EXERCISE OBJECTIVE: Lines that hold the word "b经过第一" should be located and copied.

Extracted data entries
######

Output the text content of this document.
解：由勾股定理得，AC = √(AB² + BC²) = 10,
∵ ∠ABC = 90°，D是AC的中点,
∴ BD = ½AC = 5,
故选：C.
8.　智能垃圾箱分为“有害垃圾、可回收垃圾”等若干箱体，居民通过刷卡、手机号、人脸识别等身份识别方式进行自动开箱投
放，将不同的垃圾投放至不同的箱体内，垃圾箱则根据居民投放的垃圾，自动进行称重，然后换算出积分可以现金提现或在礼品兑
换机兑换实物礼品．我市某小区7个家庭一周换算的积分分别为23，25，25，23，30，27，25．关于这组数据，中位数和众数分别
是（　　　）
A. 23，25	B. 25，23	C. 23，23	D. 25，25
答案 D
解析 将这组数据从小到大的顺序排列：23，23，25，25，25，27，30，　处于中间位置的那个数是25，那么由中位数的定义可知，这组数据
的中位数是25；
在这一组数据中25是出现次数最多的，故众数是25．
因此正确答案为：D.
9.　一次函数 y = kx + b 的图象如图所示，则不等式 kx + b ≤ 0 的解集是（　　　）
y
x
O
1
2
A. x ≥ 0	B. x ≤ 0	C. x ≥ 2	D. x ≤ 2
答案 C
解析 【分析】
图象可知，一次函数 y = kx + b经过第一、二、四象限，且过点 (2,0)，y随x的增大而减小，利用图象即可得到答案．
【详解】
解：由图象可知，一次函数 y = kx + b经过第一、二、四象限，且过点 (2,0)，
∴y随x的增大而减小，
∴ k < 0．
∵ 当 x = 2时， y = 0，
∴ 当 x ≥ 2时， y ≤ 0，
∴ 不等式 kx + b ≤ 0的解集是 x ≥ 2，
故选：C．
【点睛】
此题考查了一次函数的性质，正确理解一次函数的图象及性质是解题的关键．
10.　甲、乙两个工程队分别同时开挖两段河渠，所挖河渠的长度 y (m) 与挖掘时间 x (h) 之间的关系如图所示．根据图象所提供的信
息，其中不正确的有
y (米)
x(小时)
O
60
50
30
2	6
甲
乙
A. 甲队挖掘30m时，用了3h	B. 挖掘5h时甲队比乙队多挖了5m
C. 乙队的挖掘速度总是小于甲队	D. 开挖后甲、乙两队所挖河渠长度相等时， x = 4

######

WRITTEN RESPONSE:
图象可知，一次函数 y = kx + b经过第一、二、四象限，且过点 (2,0)，y随x的增大而减小，利用图象即可得到答案．
解：由图象可知，一次函数 y = kx + b经过第一、二、四象限，且过点 (2,0)，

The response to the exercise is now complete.